• [Exercise aim]: Reproduce each line exactly, including spacing and punctuation.

[Extracted data entries]
|---|

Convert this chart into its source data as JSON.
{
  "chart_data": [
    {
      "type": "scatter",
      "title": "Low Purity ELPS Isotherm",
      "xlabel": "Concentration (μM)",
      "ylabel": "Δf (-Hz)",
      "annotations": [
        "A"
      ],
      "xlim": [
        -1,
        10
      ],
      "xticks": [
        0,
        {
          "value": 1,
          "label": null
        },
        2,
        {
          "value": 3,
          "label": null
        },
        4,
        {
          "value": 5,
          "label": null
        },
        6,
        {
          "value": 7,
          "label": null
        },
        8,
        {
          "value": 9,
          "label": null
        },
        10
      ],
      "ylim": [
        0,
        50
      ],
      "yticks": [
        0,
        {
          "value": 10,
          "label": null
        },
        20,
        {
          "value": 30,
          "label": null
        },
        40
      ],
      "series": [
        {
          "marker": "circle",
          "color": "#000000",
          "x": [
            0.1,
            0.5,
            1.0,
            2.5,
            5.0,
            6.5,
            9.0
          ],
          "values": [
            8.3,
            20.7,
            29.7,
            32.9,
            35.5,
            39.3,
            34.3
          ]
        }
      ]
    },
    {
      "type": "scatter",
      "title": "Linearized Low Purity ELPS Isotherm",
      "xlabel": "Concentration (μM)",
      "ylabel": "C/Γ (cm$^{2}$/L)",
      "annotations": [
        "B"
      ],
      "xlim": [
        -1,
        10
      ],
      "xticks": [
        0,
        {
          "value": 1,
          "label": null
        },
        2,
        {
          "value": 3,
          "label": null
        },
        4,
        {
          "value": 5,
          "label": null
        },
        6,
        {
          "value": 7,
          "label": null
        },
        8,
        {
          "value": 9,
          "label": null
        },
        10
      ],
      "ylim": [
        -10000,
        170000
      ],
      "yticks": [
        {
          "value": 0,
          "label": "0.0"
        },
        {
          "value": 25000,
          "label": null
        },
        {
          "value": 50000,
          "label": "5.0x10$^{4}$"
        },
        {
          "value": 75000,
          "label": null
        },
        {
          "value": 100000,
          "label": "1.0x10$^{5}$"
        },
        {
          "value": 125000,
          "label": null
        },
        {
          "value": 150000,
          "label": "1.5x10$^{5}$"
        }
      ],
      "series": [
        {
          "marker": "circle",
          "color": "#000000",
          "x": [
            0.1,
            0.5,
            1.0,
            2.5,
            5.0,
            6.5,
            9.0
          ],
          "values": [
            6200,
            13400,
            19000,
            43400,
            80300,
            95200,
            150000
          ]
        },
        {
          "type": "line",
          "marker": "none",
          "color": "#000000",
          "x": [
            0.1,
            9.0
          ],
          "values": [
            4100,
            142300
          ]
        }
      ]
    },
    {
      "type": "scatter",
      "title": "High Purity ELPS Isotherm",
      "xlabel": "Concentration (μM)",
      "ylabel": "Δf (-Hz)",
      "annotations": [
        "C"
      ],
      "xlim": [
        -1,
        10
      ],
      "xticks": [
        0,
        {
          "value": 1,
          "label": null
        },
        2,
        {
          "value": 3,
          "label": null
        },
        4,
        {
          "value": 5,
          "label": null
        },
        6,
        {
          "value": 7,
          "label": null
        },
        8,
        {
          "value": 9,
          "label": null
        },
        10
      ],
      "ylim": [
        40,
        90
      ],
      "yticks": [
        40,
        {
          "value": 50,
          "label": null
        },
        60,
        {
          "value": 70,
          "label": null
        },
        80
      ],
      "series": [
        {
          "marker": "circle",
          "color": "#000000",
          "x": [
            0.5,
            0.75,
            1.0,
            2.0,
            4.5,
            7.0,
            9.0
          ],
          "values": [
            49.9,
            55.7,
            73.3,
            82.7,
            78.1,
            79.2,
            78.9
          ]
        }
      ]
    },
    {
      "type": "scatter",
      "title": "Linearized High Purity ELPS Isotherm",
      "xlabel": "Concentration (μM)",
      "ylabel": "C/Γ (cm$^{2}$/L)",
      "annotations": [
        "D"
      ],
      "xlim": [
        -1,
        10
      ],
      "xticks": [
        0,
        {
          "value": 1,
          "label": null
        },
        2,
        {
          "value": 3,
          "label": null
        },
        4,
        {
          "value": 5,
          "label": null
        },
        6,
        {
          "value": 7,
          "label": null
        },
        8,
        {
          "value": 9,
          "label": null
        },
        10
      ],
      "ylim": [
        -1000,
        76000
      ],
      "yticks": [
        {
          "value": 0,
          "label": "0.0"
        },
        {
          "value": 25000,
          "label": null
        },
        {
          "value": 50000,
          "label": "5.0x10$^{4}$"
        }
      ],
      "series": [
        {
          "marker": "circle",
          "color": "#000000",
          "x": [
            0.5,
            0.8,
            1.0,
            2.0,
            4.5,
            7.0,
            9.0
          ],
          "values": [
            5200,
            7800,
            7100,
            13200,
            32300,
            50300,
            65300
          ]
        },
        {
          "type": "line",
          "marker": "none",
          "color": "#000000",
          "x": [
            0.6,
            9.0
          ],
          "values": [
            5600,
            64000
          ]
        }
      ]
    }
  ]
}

|---|

• [The reply]:
Convert this chart into its source data as JSON.
{
  "chart_data": [
    {
      "type": "scatter",
      "title": "Low Purity ELPS Isotherm",
      "xlabel": "Concentration (μM)",
      "ylabel": "Δf (-Hz)",
      "annotations": [
        "A"
      ],
      "xlim": [
        -1,
        10
      ],
      "xticks": [
        0,
        {
          "value": 1,
          "label": null
        },
        2,
        {
          "value": 3,
          "label": null
        },
        4,
        {
          "value": 5,
          "label": null
        },
        6,
        {
          "value": 7,
          "label": null
        },
        8,
        {
          "value": 9,
          "label": null
        },
        10
      ],
      "ylim": [
        0,
        50
      ],
      "yticks": [
        0,
        {
          "value": 10,
          "label": null
        },
        20,
        {
          "value": 30,
          "label": null
        },
        40
      ],
      "series": [
        {
          "marker": "circle",
          "color": "#000000",
          "x": [
            0.1,
            0.5,
            1.0,
            2.5,
            5.0,
            6.5,
            9.0
          ],
          "values": [
            8.3,
            20.7,
            29.7,
            32.9,
            35.5,
            39.3,
            34.3
          ]
        }
      ]
    },
    {
      "type": "scatter",
      "title": "Linearized Low Purity ELPS Isotherm",
      "xlabel": "Concentration (μM)",
      "ylabel": "C/Γ (cm$^{2}$/L)",
      "annotations": [
        "B"
      ],
      "xlim": [
        -1,
        10
      ],
      "xticks": [
        0,
        {
          "value": 1,
          "label": null
        },
        2,
        {
          "value": 3,
          "label": null
        },
        4,
        {
          "value": 5,
          "label": null
        },
        6,
        {
          "value": 7,
          "label": null
        },
        8,
        {
          "value": 9,
          "label": null
        },
        10
      ],
      "ylim": [
        -10000,
        170000
      ],
      "yticks": [
        {
          "value": 0,
          "label": "0.0"
        },
        {
          "value": 25000,
          "label": null
        },
        {
          "value": 50000,
          "label": "5.0x10$^{4}$"
        },
        {
          "value": 75000,
          "label": null
        },
        {
          "value": 100000,
          "label": "1.0x10$^{5}$"
        },
        {
          "value": 125000,
          "label": null
        },
        {
          "value": 150000,
          "label": "1.5x10$^{5}$"
        }
      ],
      "series": [
        {
          "marker": "circle",
          "color": "#000000",
          "x": [
            0.1,
            0.5,
            1.0,
            2.5,
            5.0,
            6.5,
            9.0
          ],
          "values": [
            6200,
            13400,
            19000,
            43400,
            80300,
            95200,
            150000
          ]
        },
        {
          "type": "line",
          "marker": "none",
          "color": "#000000",
          "x": [
            0.1,
            9.0
          ],
          "values": [
            4100,
            142300
          ]
        }
      ]
    },
    {
      "type": "scatter",
      "title": "High Purity ELPS Isotherm",
      "xlabel": "Concentration (μM)",
      "ylabel": "Δf (-Hz)",
      "annotations": [
        "C"
      ],
      "xlim": [
        -1,
        10
      ],
      "xticks": [
        0,
        {
          "value": 1,
          "label": null
        },
        2,
        {
          "value": 3,
          "label": null
        },
        4,
        {
          "value": 5,
          "label": null
        },
        6,
        {
          "value": 7,
          "label": null
        },
        8,
        {
          "value": 9,
          "label": null
        },
        10
      ],
      "ylim": [
        40,
        90
      ],
      "yticks": [
        40,
        {
          "value": 50,
          "label": null
        },
        60,
        {
          "value": 70,
          "label": null
        },
        80
      ],
      "series": [
        {
          "marker": "circle",
          "color": "#000000",
          "x": [
            0.5,
            0.75,
            1.0,
            2.0,
            4.5,
            7.0,
            9.0
          ],
          "values": [
            49.9,
            55.7,
            73.3,
            82.7,
            78.1,
            79.2,
            78.9
          ]
        }
      ]
    },
    {
      "type": "scatter",
      "title": "Linearized High Purity ELPS Isotherm",
      "xlabel": "Concentration (μM)",
      "ylabel": "C/Γ (cm$^{2}$/L)",
      "annotations": [
        "D"
      ],
      "xlim": [
        -1,
        10
      ],
      "xticks": [
        0,
        {
          "value": 1,
          "label": null
        },
        2,
        {
          "value": 3,
          "label": null
        },
        4,
        {
          "value": 5,
          "label": null
        },
        6,
        {
          "value": 7,
          "label": null
        },
        8,
        {
          "value": 9,
          "label": null
        },
        10
      ],
      "ylim": [
        -1000,
        76000
      ],
      "yticks": [
        {
          "value": 0,
          "label": "0.0"
        },
        {
          "value": 25000,
          "label": null
        },
        {
          "value": 50000,
          "label": "5.0x10$^{4}$"
        }
      ],
      "series": [
        {
          "marker": "circle",
          "color": "#000000",
          "x": [
            0.5,
            0.8,
            1.0,
            2.0,
            4.5,
            7.0,
            9.0
          ],
          "values": [
            5200,
            7800,
            7100,
            13200,
            32300,
            50300,
            65300
          ]
        },
        {
          "type": "line",
          "marker": "none",
          "color": "#000000",
          "x": [
            0.6,
            9.0
          ],
          "values": [
            5600,
            64000
          ]
        }
      ]
    }
  ]
}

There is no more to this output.